__Goal__: Transcribe the listing that follows in full, omitting pictures.

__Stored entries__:
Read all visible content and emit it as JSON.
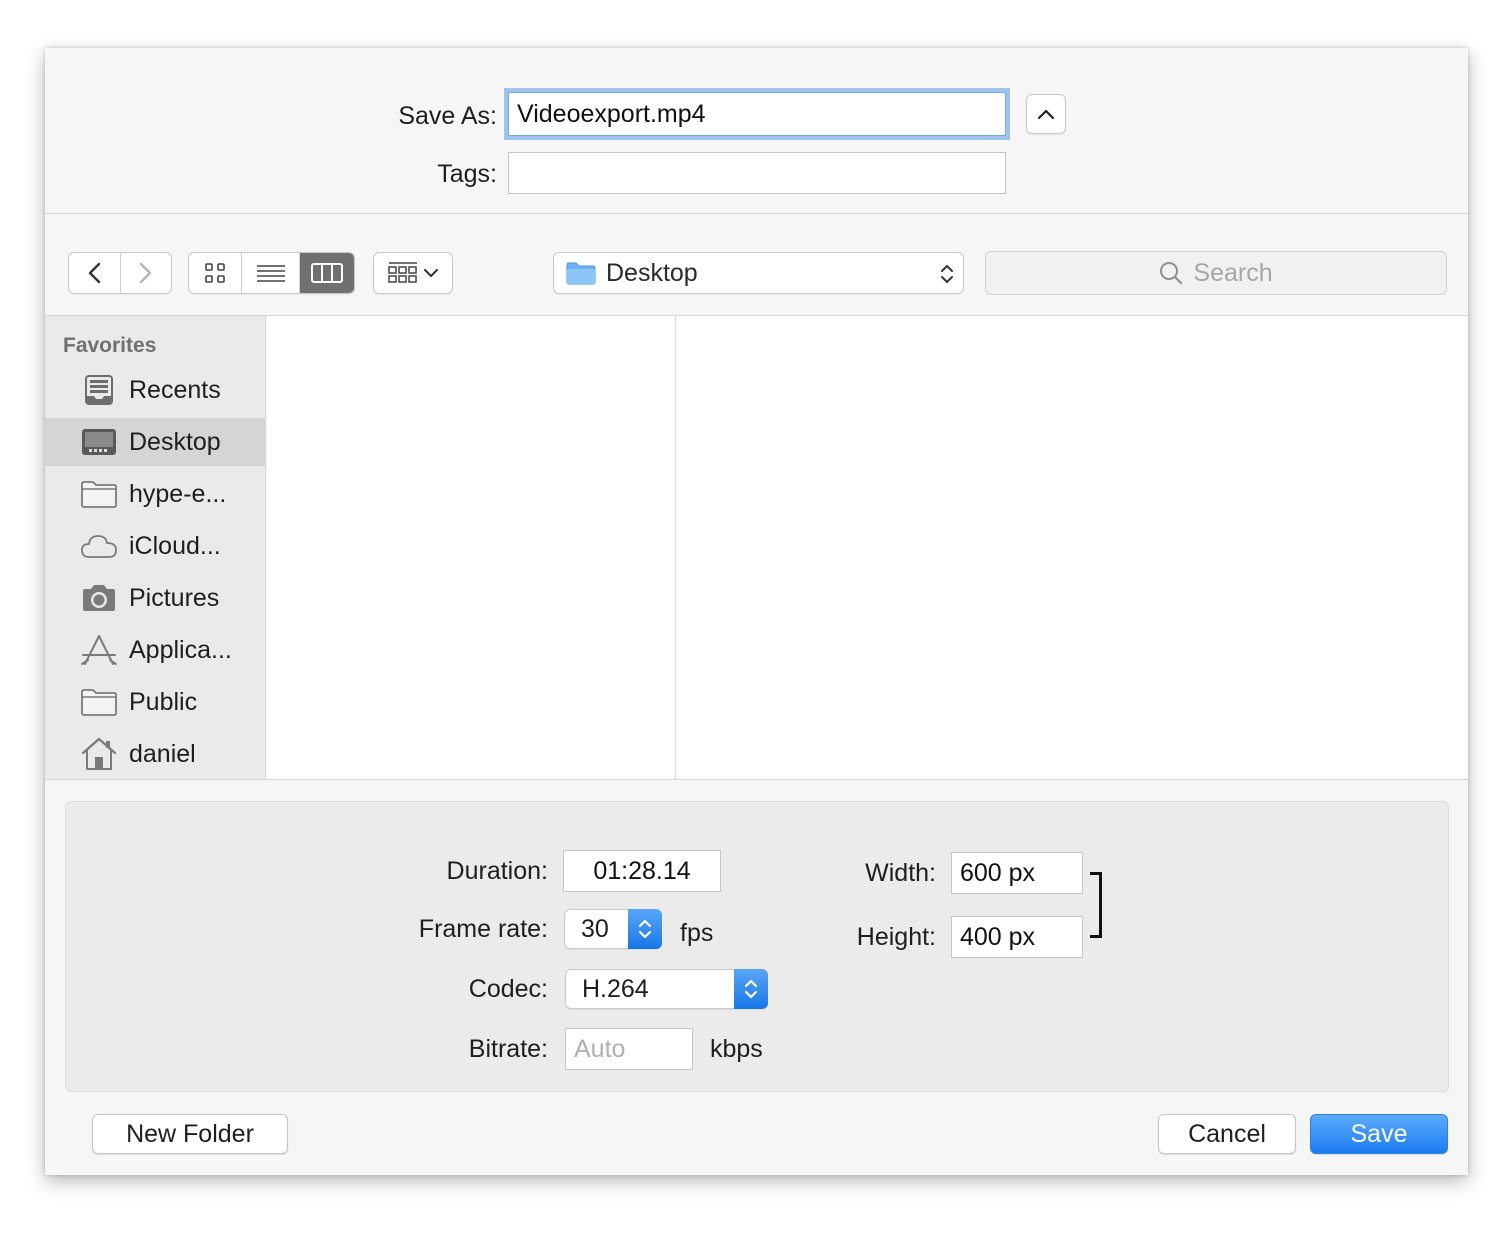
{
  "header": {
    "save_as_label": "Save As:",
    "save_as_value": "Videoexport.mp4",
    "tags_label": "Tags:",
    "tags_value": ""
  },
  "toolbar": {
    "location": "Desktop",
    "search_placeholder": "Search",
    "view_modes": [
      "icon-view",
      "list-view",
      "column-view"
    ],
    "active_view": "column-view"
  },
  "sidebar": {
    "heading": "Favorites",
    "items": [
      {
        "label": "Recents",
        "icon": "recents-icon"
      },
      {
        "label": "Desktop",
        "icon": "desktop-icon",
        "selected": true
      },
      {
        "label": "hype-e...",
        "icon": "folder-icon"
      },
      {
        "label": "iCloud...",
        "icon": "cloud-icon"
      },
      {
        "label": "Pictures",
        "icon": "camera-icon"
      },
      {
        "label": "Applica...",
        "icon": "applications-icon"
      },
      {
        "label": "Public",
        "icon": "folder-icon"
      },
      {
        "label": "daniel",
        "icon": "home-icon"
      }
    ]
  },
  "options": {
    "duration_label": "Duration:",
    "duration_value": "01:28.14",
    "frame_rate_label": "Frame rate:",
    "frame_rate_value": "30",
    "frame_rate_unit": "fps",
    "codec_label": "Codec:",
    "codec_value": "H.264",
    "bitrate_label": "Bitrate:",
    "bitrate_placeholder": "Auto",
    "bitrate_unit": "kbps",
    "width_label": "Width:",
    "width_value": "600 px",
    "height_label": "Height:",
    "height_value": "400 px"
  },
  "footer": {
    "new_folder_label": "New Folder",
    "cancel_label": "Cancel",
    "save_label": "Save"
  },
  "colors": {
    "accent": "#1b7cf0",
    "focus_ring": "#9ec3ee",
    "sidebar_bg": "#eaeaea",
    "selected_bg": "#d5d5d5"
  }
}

__Reply to the task__:
Read all visible content and emit it as JSON.
{
  "header": {
    "save_as_label": "Save As:",
    "save_as_value": "Videoexport.mp4",
    "tags_label": "Tags:",
    "tags_value": ""
  },
  "toolbar": {
    "location": "Desktop",
    "search_placeholder": "Search",
    "view_modes": [
      "icon-view",
      "list-view",
      "column-view"
    ],
    "active_view": "column-view"
  },
  "sidebar": {
    "heading": "Favorites",
    "items": [
      {
        "label": "Recents",
        "icon": "recents-icon"
      },
      {
        "label": "Desktop",
        "icon": "desktop-icon",
        "selected": true
      },
      {
        "label": "hype-e...",
        "icon": "folder-icon"
      },
      {
        "label": "iCloud...",
        "icon": "cloud-icon"
      },
      {
        "label": "Pictures",
        "icon": "camera-icon"
      },
      {
        "label": "Applica...",
        "icon": "applications-icon"
      },
      {
        "label": "Public",
        "icon": "folder-icon"
      },
      {
        "label": "daniel",
        "icon": "home-icon"
      }
    ]
  },
  "options": {
    "duration_label": "Duration:",
    "duration_value": "01:28.14",
    "frame_rate_label": "Frame rate:",
    "frame_rate_value": "30",
    "frame_rate_unit": "fps",
    "codec_label": "Codec:",
    "codec_value": "H.264",
    "bitrate_label": "Bitrate:",
    "bitrate_placeholder": "Auto",
    "bitrate_unit": "kbps",
    "width_label": "Width:",
    "width_value": "600 px",
    "height_label": "Height:",
    "height_value": "400 px"
  },
  "footer": {
    "new_folder_label": "New Folder",
    "cancel_label": "Cancel",
    "save_label": "Save"
  },
  "colors": {
    "accent": "#1b7cf0",
    "focus_ring": "#9ec3ee",
    "sidebar_bg": "#eaeaea",
    "selected_bg": "#d5d5d5"
  }
}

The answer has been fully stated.